> **What to work on**:
A - Repeat, word for word, the stretch of the forum post on bikes and weight loss from "I'm relieved that" through "that actually fits!".
B - Carry on the forum post on bikes and weight loss from the point where it stops.
===== Source =====
I'm relieved that it's not just me. I think part of it is the crappy, part-plastic SRAM X3 shifters, my LBS is replacing it with x4's which have more metal. I'm surprised, make that astonished that I haven't done any damage to my wheels. They've been durable as all get out. I got a set of shimano Shimano PD-M324 pedals that have been great. Since I've transistioned to mostly trail, I think a set of Crank Brothers egg beaters will be next. The frame has been excellent, it's the first bike that I've had as an adult that actually fits!
Now, the question is, do I invest in a fork and a build kit and consider it a $600 frame or should I start from scratch for my next purchase?
1. Dont get upset about a number 15lbs is better than no lbs. Also your 6,8 your probally not far from you ideal weight, I am 510 so when you 310 and you should weigh 190 its a lot easier to drop 35 lbs plus I dont know what you have been eating but salad and yogurt has been my staple food the last month and a half.
===== Supplied material =====
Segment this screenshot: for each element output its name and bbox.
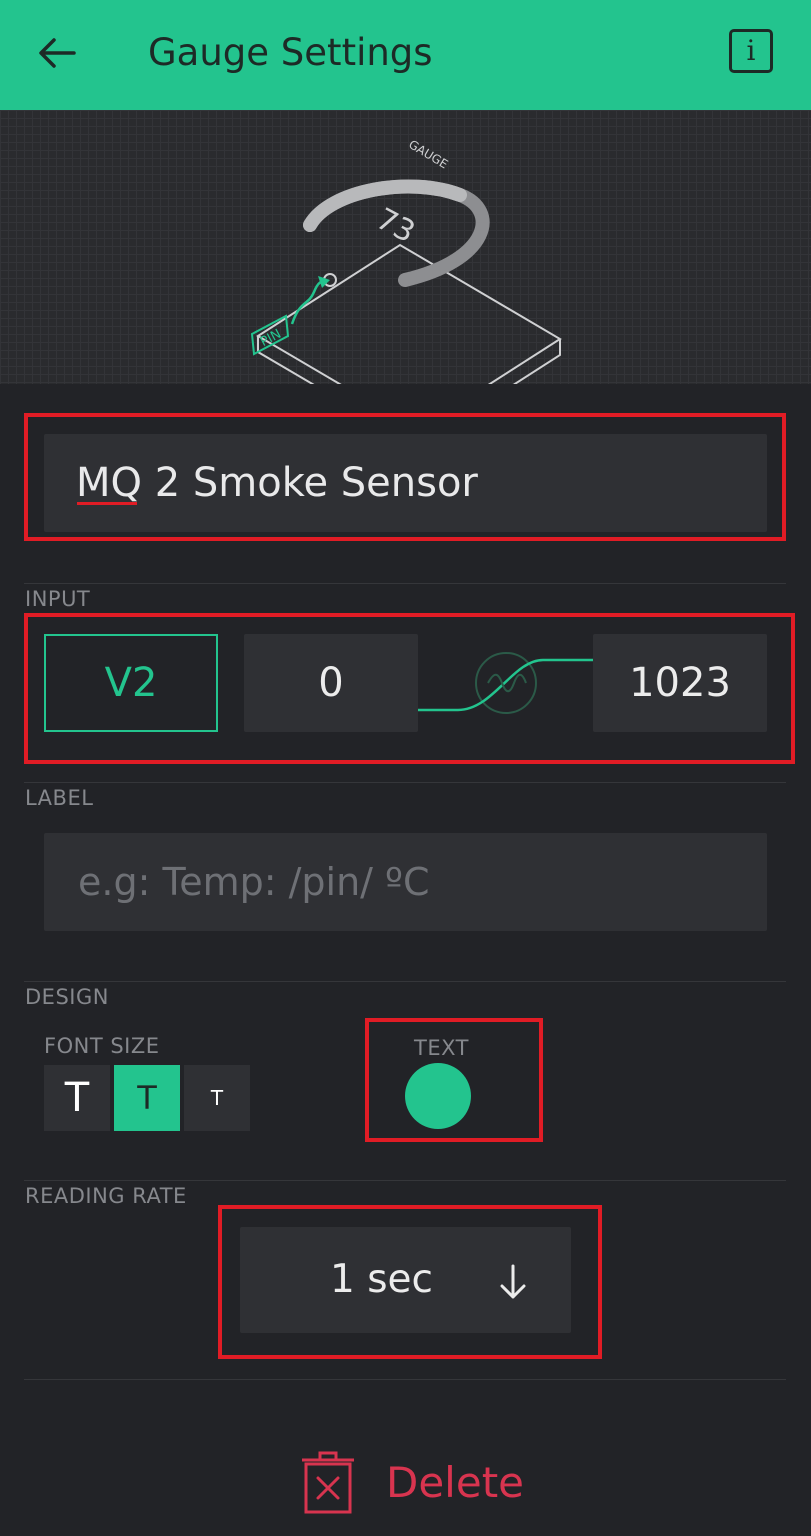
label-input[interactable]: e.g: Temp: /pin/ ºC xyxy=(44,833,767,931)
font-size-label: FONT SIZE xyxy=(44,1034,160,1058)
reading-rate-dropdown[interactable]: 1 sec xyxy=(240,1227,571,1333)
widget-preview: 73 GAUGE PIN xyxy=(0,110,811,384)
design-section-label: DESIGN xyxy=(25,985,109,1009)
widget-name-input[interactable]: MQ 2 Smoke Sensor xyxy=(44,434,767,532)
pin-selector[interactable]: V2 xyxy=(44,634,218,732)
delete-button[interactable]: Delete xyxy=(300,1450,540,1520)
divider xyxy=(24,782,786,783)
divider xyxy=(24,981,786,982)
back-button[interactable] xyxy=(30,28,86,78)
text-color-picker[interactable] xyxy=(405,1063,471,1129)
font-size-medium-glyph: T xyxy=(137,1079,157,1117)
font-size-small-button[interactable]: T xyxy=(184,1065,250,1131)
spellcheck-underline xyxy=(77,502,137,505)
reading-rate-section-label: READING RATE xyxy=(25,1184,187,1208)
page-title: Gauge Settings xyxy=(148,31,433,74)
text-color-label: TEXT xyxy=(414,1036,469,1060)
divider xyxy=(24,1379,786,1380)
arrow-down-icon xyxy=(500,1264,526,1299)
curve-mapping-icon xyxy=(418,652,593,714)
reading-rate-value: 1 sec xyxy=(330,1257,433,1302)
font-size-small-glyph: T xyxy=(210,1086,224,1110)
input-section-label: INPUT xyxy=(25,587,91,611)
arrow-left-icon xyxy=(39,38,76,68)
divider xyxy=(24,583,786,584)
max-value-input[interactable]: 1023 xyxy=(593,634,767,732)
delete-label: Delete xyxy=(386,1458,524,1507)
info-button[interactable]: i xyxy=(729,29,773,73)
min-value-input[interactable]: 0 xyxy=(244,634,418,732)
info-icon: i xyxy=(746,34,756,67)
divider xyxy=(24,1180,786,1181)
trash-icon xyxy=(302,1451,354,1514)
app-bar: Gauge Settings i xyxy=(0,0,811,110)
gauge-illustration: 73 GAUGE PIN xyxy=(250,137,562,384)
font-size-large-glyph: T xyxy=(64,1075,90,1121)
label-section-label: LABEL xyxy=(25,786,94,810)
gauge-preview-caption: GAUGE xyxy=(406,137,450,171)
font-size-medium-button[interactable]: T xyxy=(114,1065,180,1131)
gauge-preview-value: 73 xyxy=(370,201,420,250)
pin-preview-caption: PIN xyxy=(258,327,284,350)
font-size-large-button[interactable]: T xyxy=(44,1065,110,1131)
=====
===== Supplied material =====
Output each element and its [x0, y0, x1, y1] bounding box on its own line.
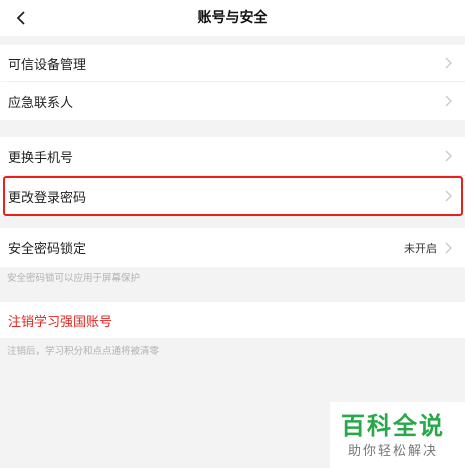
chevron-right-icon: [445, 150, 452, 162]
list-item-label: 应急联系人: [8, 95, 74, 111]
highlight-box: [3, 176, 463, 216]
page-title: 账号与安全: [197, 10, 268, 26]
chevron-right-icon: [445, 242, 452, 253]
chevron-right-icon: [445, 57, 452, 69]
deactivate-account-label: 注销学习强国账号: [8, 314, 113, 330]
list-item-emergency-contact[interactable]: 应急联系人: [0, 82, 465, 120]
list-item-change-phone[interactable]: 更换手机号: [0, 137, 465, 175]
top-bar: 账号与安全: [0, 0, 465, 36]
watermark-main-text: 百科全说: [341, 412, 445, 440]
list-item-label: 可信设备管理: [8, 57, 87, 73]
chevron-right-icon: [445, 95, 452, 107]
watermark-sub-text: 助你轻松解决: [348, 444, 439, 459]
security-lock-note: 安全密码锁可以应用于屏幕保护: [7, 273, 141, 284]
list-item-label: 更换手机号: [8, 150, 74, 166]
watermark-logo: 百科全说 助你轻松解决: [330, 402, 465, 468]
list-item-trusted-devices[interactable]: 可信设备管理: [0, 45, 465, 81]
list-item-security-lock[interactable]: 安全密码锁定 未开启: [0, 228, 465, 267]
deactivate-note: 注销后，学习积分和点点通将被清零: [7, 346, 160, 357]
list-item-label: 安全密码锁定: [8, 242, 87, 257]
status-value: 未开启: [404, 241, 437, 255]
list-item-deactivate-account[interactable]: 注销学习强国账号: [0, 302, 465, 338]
=====
> **Per-task outputs**:
A -
I'm relieved that it's not just me. I think part of it is the crappy, part-plastic SRAM X3 shifters, my LBS is replacing it with x4's which have more metal. I'm surprised, make that astonished that I haven't done any damage to my wheels. They've been durable as all get out. I got a set of shimano Shimano PD-M324 pedals that have been great. Since I've transistioned to mostly trail, I think a set of Crank Brothers egg beaters will be next. The frame has been excellent, it's the first bike that I've had as an adult that actually fits!

B -
Originally Posted by Gigantic
2. I would stick with the spd cleates my buddy has had issues with egg beaters and he is a featherweight.
3. Should you build of Start from Scratch? Well I will use myself as an example because I did both this season.
Rocky mtn sould 29 $700 at lbs
Salsa Semi wheel set with CK hubs $800ish
Thomson seat post $100
Mid Level Marzocchi tst2 44 fork $370
that right there is $2k and I had about $200 in small parts and replacements for stuff. So I spent $2200 making a entry level mtn bike a ok mid spec bike, but alas the frame broke so I got a new frame and I also decided to take advantage of end of season savings.Rocky Mountain Altitude 970 Bike - 2012 | Backcountry.com I didnt buy from Backcountry but I bought this same bike Rocky and my Lbs got together and did me a real solid and ended up being almost the same money I had in my old bike. The difference is I have F/S full xt drivetrain and fox suspension.
Saddles and seatbolts here...
241# here...I use WTB Pure V Pro saddles on all of my mountain bikes, and love the way they feel, but I've now bent the nicro rails on two of them. Part of the problem, I believe, isn't related to the saddle, but to the seatbolt. I have a Giant Reign X1, and used a Giant rigid post, then the new Giant dropper post. They both use the same clamp, and I can't keep that damn thing tight. It loosens, the saddle slides, and everything gets bent! Gonna have to go back to rigid Thomson posts, I guess.
Originally Posted by Gigantic
Sworn to avenge, condemned to hell
I bent the crap out of some saddle rails a while back.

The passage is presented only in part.